** Texte présenté **
● ● ● ● ●
Godland est un film de grande envergure. Sa durée, près de 2h30, épouse la forme de l’épopée que le film met en scène. Il s’agit de celle de Lucas (Elliott Crosset Hove), jeune pasteur danois envoyé en Islande afin de bâtir une église et de photographier la population. Nous sommes au XIXe siècle, et l’île est alors sous domination de la couronne danoise. À l’hostilité de l’environnement que traversent le pasteur et son équipée, s’ajoute alors celle, tacite ou manifeste, de ceux qui, colonisés, ne partagent pas sa langue maternelle. 

En bon bâtisseur de récit, Hlynur Pálmason fonde son film sur cette scission initiale, celle de la rencontre impossible entre deux langues  : l’islandais et le danois. Le réalisateur travaille cette séparation dès l’ouverture par la coexistence de deux titres  : l’un en danois, l’autre en islandais.
● ● ● ● ●
** Données **
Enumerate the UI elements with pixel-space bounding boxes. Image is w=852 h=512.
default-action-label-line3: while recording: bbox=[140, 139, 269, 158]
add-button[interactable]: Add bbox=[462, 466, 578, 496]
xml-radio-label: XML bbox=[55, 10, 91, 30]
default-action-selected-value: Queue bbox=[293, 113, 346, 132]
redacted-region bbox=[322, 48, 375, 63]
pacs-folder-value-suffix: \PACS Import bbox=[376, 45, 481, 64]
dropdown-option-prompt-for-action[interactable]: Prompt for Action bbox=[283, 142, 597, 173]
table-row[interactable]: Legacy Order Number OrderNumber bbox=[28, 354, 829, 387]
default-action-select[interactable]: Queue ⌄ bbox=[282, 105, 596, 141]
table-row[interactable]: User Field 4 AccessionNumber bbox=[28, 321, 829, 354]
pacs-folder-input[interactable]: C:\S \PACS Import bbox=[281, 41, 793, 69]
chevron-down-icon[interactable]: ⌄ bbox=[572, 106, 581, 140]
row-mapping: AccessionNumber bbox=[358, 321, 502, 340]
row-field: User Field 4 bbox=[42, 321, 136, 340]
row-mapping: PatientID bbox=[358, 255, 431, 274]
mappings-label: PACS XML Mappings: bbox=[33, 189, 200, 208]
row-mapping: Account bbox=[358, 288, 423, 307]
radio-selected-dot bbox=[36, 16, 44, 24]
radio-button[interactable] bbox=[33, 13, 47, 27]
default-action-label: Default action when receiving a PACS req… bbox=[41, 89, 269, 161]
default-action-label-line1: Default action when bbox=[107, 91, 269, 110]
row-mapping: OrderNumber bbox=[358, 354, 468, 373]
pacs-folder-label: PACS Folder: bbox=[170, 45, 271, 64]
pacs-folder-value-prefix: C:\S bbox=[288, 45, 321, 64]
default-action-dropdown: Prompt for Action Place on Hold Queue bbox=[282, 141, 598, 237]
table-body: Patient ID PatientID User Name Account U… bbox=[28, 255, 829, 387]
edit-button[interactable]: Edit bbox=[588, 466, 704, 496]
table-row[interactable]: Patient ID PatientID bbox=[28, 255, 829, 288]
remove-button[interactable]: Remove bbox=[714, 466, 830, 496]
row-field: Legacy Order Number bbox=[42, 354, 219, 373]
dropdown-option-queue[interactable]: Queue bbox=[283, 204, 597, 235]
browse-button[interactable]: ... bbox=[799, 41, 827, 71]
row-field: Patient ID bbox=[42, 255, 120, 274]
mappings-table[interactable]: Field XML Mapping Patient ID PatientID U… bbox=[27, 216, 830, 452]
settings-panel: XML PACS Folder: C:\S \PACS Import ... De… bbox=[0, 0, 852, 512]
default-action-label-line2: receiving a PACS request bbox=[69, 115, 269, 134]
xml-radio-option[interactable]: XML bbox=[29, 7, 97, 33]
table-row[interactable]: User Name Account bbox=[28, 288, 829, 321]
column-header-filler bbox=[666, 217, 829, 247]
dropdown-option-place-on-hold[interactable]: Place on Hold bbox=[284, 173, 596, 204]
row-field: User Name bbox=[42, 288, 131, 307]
● ● ● ● ●
** Consigne **
Recopiez fidèlement le passage de l'extrait sur Godland qui commence à « Godland est un » et se termine à « sa langue maternelle. ».

** Réponse **
Godland est un film de grande envergure. Sa durée, près de 2h30, épouse la forme de l’épopée que le film met en scène. Il s’agit de celle de Lucas (Elliott Crosset Hove), jeune pasteur danois envoyé en Islande afin de bâtir une église et de photographier la population. Nous sommes au XIXe siècle, et l’île est alors sous domination de la couronne danoise. À l’hostilité de l’environnement que traversent le pasteur et son équipée, s’ajoute alors celle, tacite ou manifeste, de ceux qui, colonisés, ne partagent pas sa langue maternelle.